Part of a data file

• • • • • • •

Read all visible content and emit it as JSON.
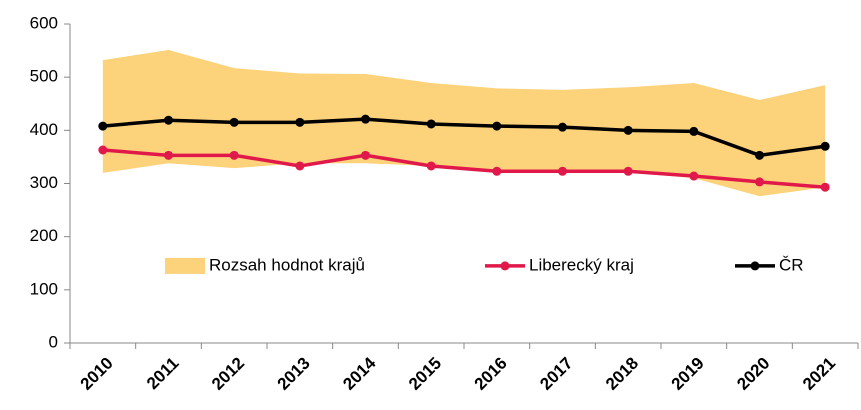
{
  "chart_data": {
    "type": "line",
    "categories": [
      "2010",
      "2011",
      "2012",
      "2013",
      "2014",
      "2015",
      "2016",
      "2017",
      "2018",
      "2019",
      "2020",
      "2021"
    ],
    "series": [
      {
        "name": "Rozsah hodnot krajů",
        "type": "range",
        "color": "#fcd27a",
        "high": [
          532,
          551,
          517,
          507,
          506,
          489,
          479,
          476,
          481,
          489,
          457,
          485
        ],
        "low": [
          320,
          338,
          329,
          338,
          338,
          333,
          325,
          325,
          321,
          310,
          276,
          293
        ]
      },
      {
        "name": "Liberecký kraj",
        "color": "#e0194a",
        "values": [
          363,
          353,
          353,
          333,
          353,
          333,
          323,
          323,
          323,
          314,
          303,
          293
        ]
      },
      {
        "name": "ČR",
        "color": "#000000",
        "values": [
          408,
          419,
          415,
          415,
          421,
          412,
          408,
          406,
          400,
          398,
          353,
          370
        ]
      }
    ],
    "ylim": [
      0,
      600
    ],
    "yticks": [
      0,
      100,
      200,
      300,
      400,
      500,
      600
    ],
    "legend": "lower center"
  }
}
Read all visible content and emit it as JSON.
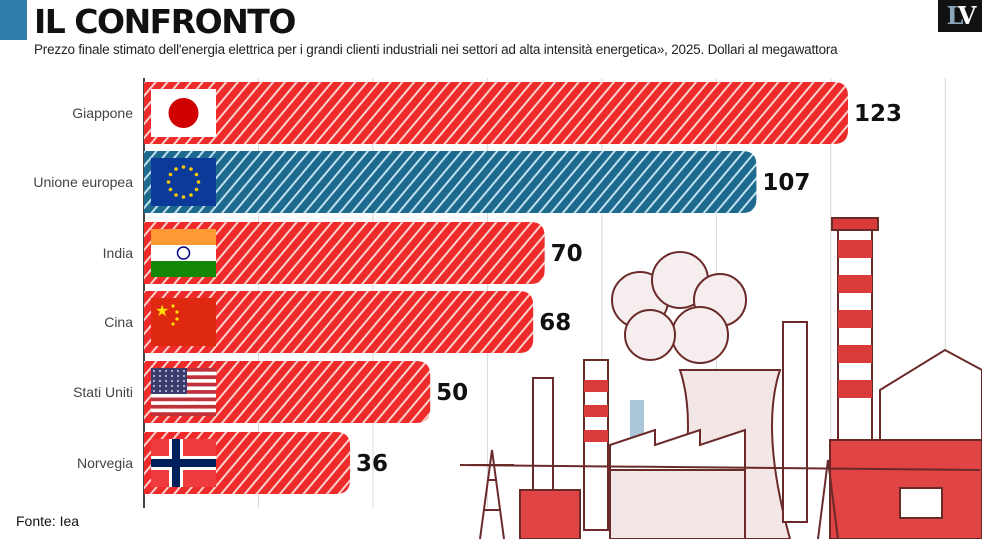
{
  "header": {
    "title": "IL CONFRONTO",
    "subtitle": "Prezzo finale stimato dell'energia elettrica per i grandi clienti industriali nei settori ad alta intensità energetica», 2025. Dollari al megawattora",
    "logo": "LV"
  },
  "footer": {
    "source": "Fonte: Iea"
  },
  "colors": {
    "red": "#ee2a2a",
    "blue": "#1e6a8e",
    "accent": "#2e7dab"
  },
  "chart_data": {
    "type": "bar",
    "orientation": "horizontal",
    "title": "IL CONFRONTO",
    "xlabel": "",
    "ylabel": "",
    "xlim": [
      0,
      140
    ],
    "grid": true,
    "categories": [
      "Giappone",
      "Unione europea",
      "India",
      "Cina",
      "Stati Uniti",
      "Norvegia"
    ],
    "values": [
      123,
      107,
      70,
      68,
      50,
      36
    ],
    "flags": [
      "japan-flag",
      "eu-flag",
      "india-flag",
      "china-flag",
      "usa-flag",
      "norway-flag"
    ],
    "bar_colors": [
      "red",
      "blue",
      "red",
      "red",
      "red",
      "red"
    ]
  }
}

• • • • • • •

Required task
Write out the whole listing exactly, and drop the pictures.

Solution for this problem
Read all visible content and emit it as JSON.
{
  "chart_data": {
    "type": "line",
    "categories": [
      "2010",
      "2011",
      "2012",
      "2013",
      "2014",
      "2015",
      "2016",
      "2017",
      "2018",
      "2019",
      "2020",
      "2021"
    ],
    "series": [
      {
        "name": "Rozsah hodnot krajů",
        "type": "range",
        "color": "#fcd27a",
        "high": [
          532,
          551,
          517,
          507,
          506,
          489,
          479,
          476,
          481,
          489,
          457,
          485
        ],
        "low": [
          320,
          338,
          329,
          338,
          338,
          333,
          325,
          325,
          321,
          310,
          276,
          293
        ]
      },
      {
        "name": "Liberecký kraj",
        "color": "#e0194a",
        "values": [
          363,
          353,
          353,
          333,
          353,
          333,
          323,
          323,
          323,
          314,
          303,
          293
        ]
      },
      {
        "name": "ČR",
        "color": "#000000",
        "values": [
          408,
          419,
          415,
          415,
          421,
          412,
          408,
          406,
          400,
          398,
          353,
          370
        ]
      }
    ],
    "ylim": [
      0,
      600
    ],
    "yticks": [
      0,
      100,
      200,
      300,
      400,
      500,
      600
    ],
    "legend": "lower center"
  }
}
Read all visible content and emit it as JSON.
{
  "header": {
    "title": "IL CONFRONTO",
    "subtitle": "Prezzo finale stimato dell'energia elettrica per i grandi clienti industriali nei settori ad alta intensità energetica», 2025. Dollari al megawattora",
    "logo": "LV"
  },
  "footer": {
    "source": "Fonte: Iea"
  },
  "colors": {
    "red": "#ee2a2a",
    "blue": "#1e6a8e",
    "accent": "#2e7dab"
  },
  "chart_data": {
    "type": "bar",
    "orientation": "horizontal",
    "title": "IL CONFRONTO",
    "xlabel": "",
    "ylabel": "",
    "xlim": [
      0,
      140
    ],
    "grid": true,
    "categories": [
      "Giappone",
      "Unione europea",
      "India",
      "Cina",
      "Stati Uniti",
      "Norvegia"
    ],
    "values": [
      123,
      107,
      70,
      68,
      50,
      36
    ],
    "flags": [
      "japan-flag",
      "eu-flag",
      "india-flag",
      "china-flag",
      "usa-flag",
      "norway-flag"
    ],
    "bar_colors": [
      "red",
      "blue",
      "red",
      "red",
      "red",
      "red"
    ]
  }
}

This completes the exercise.